> **Task details**
Extract all lines in the data that contain the word "xlabel".

-- Start Records for processing --

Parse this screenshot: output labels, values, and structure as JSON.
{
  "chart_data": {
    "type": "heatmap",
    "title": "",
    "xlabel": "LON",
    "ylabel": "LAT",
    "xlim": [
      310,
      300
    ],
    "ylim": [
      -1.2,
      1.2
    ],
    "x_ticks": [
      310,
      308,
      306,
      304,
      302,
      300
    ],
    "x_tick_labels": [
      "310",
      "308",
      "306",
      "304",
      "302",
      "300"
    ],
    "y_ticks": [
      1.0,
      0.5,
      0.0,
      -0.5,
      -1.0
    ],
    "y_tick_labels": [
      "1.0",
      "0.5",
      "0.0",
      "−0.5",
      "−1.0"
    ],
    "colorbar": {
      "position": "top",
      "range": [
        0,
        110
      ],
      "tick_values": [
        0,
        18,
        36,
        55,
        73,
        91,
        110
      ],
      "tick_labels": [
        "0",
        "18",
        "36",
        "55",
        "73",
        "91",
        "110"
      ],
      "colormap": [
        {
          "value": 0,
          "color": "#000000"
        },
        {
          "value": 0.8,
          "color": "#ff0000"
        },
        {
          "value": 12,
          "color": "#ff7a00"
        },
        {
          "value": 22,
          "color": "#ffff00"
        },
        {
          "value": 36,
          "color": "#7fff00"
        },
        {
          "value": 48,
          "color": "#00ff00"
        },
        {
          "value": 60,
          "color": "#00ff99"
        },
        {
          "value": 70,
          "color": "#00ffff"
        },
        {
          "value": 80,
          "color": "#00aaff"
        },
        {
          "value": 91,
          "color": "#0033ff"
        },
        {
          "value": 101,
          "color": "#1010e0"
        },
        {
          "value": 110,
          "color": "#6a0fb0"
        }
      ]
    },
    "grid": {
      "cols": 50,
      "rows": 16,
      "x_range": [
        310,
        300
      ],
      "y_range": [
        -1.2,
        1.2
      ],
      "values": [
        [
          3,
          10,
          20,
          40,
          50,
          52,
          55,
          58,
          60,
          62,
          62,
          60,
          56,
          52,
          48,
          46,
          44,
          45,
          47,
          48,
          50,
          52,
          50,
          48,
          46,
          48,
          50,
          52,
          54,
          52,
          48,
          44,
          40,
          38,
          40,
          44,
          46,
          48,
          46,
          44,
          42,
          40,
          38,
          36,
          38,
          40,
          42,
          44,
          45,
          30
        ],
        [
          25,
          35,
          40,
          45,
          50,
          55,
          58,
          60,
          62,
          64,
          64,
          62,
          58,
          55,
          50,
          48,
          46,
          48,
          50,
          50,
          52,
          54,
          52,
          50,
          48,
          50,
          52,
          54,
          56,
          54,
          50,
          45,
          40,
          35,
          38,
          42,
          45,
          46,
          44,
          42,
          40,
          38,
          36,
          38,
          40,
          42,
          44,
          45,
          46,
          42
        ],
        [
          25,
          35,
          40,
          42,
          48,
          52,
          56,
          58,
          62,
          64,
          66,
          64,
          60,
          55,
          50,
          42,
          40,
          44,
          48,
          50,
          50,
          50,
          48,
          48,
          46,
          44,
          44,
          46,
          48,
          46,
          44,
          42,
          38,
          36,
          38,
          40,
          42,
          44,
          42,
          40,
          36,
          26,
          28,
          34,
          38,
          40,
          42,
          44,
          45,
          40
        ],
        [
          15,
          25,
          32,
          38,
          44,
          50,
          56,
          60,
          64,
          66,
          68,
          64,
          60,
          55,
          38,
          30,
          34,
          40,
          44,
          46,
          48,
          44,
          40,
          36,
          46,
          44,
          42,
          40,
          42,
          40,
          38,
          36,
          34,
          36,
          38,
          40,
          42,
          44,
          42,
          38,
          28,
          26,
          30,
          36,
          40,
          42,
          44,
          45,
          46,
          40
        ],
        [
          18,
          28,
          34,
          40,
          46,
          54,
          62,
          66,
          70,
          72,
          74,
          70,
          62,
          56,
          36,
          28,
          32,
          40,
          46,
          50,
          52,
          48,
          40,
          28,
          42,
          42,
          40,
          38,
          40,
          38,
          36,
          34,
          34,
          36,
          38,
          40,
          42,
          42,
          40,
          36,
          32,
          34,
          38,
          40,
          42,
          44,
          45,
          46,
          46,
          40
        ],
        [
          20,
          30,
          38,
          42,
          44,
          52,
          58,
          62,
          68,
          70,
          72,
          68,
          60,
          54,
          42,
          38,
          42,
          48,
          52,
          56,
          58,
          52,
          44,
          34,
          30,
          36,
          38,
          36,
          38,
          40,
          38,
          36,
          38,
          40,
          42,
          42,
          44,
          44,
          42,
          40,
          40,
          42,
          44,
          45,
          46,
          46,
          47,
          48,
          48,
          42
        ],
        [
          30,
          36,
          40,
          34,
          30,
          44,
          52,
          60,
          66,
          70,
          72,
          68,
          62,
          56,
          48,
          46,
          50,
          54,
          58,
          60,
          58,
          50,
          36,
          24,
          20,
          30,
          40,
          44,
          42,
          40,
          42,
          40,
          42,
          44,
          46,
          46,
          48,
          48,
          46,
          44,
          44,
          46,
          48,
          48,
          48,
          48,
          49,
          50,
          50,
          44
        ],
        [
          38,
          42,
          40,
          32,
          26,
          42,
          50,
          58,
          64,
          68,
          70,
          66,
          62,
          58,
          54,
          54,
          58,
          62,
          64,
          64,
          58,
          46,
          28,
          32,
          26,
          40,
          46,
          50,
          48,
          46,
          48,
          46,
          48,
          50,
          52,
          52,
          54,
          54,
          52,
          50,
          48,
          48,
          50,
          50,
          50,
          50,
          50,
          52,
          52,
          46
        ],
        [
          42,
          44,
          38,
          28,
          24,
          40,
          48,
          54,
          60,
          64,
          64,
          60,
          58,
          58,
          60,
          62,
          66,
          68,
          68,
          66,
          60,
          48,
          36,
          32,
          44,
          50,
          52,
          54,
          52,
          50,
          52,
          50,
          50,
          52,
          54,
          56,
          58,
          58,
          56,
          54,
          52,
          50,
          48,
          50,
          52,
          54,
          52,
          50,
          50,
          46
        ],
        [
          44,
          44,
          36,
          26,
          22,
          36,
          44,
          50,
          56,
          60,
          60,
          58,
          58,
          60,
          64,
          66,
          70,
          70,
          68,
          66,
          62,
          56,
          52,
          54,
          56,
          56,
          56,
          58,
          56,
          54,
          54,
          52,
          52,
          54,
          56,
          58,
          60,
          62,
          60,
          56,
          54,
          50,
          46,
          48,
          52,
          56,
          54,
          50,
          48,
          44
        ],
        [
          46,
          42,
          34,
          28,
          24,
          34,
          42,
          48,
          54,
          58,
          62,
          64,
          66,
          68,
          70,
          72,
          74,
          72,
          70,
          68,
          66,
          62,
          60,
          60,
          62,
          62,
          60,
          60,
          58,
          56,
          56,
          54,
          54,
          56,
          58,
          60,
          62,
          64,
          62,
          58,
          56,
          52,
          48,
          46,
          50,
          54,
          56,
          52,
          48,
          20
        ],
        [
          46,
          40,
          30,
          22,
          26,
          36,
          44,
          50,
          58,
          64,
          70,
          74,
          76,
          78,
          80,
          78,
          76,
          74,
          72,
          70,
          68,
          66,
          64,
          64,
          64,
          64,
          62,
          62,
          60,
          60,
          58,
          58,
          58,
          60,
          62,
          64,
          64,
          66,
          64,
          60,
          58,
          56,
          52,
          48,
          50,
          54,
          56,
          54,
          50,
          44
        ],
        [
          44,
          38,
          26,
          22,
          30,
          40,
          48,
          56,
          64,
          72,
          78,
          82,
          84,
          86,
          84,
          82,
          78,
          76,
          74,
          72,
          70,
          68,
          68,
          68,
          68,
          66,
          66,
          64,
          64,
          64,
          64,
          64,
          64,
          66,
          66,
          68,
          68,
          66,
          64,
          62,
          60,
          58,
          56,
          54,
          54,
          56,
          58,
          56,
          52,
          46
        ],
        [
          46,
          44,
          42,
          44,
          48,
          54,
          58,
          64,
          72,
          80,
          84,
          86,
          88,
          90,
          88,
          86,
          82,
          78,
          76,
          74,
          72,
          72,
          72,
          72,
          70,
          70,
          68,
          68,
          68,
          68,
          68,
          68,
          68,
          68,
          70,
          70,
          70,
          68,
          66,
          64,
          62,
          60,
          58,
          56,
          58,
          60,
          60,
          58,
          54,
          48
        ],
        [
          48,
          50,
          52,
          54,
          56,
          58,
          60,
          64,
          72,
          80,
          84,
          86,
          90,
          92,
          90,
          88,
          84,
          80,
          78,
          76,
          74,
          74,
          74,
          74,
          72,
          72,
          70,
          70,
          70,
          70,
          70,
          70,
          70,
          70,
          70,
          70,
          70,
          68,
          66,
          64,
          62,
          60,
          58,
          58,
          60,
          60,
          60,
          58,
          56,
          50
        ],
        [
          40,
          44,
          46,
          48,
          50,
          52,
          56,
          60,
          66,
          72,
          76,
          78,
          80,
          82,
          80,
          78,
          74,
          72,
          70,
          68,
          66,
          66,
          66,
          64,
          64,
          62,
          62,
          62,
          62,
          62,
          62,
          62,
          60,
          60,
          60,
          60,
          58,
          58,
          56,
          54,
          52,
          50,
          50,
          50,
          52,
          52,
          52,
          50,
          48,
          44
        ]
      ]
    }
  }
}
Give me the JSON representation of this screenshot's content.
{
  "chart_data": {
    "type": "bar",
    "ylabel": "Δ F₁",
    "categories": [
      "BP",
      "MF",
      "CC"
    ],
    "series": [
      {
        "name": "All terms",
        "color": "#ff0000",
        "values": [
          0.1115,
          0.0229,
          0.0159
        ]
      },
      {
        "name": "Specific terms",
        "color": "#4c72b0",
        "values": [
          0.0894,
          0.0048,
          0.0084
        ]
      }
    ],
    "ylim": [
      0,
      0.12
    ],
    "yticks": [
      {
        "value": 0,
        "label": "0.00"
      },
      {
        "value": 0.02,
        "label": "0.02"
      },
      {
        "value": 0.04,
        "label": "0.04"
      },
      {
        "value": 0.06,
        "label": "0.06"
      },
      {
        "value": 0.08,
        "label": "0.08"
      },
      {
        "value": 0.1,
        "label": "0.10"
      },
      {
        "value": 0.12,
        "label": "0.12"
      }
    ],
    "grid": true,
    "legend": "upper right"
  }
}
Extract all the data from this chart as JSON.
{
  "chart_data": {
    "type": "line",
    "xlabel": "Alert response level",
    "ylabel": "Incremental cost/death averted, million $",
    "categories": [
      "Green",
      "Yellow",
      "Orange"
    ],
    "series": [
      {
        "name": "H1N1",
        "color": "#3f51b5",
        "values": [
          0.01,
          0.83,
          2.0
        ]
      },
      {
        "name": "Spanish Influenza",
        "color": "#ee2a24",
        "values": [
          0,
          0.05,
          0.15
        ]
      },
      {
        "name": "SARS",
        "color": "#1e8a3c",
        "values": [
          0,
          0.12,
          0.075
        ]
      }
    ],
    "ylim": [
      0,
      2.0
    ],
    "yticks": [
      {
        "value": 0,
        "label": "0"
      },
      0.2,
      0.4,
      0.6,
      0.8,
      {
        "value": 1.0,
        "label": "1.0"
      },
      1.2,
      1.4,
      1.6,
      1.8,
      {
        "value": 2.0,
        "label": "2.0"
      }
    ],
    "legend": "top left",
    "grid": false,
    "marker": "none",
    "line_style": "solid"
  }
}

-- End Records for processing --

> **Output for this exercise**
    "xlabel": "LON",
    "xlabel": "Alert response level",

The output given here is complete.